*Data lines*
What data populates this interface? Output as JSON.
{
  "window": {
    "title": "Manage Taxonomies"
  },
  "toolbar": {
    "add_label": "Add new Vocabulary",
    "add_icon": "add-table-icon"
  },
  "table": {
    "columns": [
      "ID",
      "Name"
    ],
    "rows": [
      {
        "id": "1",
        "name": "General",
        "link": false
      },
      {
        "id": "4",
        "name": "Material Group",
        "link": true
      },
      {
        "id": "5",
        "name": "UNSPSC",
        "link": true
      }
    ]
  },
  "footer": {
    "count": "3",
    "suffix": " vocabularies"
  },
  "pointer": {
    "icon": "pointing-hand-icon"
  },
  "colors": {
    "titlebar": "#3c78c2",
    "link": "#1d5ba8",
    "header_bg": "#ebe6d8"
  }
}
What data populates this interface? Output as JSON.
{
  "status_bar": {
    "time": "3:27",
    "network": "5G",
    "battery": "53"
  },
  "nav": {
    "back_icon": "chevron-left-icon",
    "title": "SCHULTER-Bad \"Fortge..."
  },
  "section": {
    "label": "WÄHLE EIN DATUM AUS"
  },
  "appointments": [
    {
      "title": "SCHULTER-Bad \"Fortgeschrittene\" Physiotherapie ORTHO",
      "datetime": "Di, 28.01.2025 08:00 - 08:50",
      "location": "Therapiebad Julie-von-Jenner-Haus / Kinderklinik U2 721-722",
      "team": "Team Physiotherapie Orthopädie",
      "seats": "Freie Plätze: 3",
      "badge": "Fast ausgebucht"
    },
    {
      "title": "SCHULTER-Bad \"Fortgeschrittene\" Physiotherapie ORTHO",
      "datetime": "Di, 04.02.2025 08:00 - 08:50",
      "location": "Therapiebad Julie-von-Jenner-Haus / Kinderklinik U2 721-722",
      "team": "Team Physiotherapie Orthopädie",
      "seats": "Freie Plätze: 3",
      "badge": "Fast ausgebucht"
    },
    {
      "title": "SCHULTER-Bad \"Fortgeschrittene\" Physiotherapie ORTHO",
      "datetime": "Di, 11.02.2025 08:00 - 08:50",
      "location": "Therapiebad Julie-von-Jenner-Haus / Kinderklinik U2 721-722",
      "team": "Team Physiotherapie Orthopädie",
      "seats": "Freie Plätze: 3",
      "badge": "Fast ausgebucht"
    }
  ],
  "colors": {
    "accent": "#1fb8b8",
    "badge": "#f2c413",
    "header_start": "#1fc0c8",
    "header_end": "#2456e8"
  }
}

* * *

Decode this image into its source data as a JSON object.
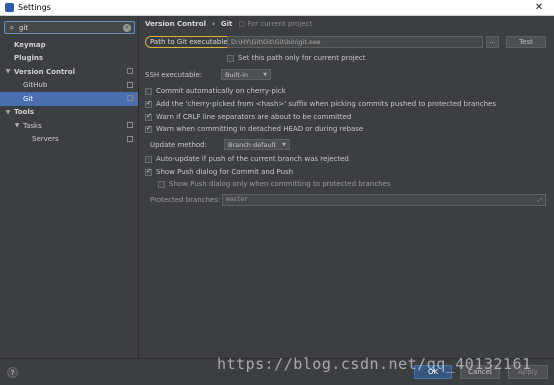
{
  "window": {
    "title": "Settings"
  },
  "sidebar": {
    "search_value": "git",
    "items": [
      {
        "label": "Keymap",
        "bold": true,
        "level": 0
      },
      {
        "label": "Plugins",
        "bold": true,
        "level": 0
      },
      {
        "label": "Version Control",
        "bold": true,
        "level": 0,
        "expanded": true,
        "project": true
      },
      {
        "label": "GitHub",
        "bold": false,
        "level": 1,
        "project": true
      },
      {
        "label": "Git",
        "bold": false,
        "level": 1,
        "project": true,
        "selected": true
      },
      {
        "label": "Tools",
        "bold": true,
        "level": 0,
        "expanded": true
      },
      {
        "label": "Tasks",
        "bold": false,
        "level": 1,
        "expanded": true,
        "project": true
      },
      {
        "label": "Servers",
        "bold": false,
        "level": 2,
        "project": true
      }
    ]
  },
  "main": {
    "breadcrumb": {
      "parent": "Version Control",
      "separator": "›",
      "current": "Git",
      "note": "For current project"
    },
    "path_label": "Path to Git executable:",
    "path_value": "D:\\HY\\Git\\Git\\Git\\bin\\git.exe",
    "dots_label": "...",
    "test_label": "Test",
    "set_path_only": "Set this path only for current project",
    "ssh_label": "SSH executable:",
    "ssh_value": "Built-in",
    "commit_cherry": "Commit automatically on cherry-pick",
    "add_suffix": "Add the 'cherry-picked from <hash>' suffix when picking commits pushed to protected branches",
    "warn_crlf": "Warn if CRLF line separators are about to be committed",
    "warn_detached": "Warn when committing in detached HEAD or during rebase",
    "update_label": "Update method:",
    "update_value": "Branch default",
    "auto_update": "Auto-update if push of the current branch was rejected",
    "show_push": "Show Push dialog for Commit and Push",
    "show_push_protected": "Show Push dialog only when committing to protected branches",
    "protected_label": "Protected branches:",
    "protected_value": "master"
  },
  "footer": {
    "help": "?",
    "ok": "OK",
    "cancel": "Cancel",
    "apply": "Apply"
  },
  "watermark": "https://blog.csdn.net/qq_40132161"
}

==

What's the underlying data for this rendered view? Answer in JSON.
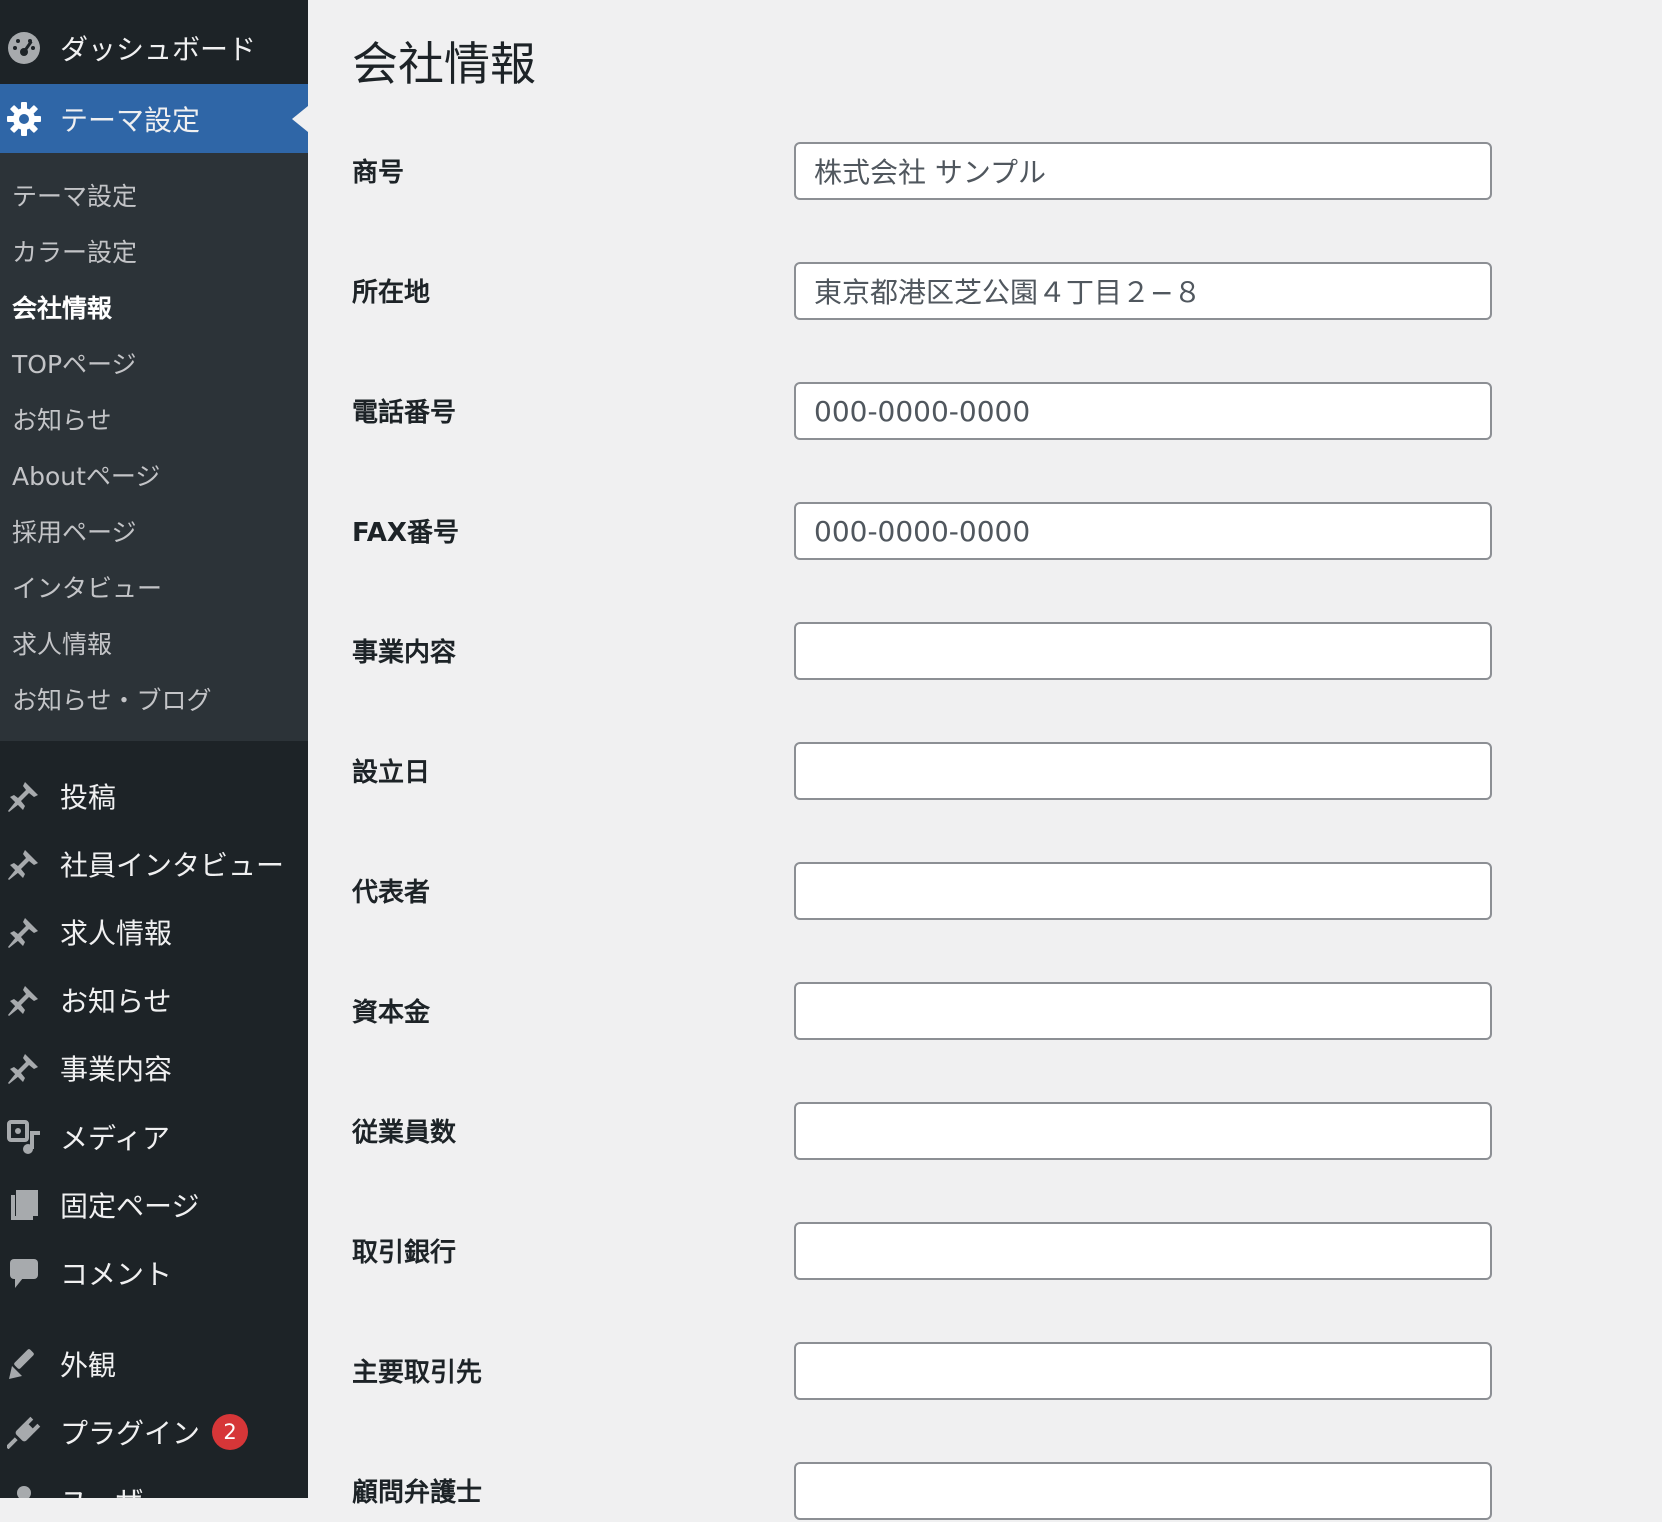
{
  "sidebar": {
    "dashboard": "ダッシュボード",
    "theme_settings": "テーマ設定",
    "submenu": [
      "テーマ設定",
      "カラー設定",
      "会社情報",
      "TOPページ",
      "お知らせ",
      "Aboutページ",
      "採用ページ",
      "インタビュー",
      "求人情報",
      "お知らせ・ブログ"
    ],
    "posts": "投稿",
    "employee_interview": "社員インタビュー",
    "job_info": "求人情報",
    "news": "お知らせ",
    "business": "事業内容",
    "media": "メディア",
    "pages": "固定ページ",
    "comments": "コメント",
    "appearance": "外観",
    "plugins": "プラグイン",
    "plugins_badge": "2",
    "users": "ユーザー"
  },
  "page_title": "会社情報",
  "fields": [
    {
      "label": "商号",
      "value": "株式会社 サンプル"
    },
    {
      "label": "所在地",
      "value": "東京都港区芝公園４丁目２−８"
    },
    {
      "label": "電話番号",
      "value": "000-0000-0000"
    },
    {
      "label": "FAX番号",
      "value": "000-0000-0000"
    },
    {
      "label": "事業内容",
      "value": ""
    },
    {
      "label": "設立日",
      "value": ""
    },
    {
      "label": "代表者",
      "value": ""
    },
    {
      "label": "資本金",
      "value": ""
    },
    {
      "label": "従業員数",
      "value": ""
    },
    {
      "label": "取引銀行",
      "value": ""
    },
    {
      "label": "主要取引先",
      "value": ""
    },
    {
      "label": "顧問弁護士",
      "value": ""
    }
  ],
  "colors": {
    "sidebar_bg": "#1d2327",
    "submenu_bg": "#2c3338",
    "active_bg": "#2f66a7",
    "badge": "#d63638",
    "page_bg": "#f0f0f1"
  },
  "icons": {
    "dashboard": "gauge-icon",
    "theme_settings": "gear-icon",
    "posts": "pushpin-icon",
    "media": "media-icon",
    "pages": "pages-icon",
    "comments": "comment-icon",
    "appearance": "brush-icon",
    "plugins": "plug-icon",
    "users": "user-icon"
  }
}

*Exercise directions*
Which lines contain the word "appearance"? Copy each one.

*Completed task*
    "appearance": "外観",
    "appearance": "brush-icon",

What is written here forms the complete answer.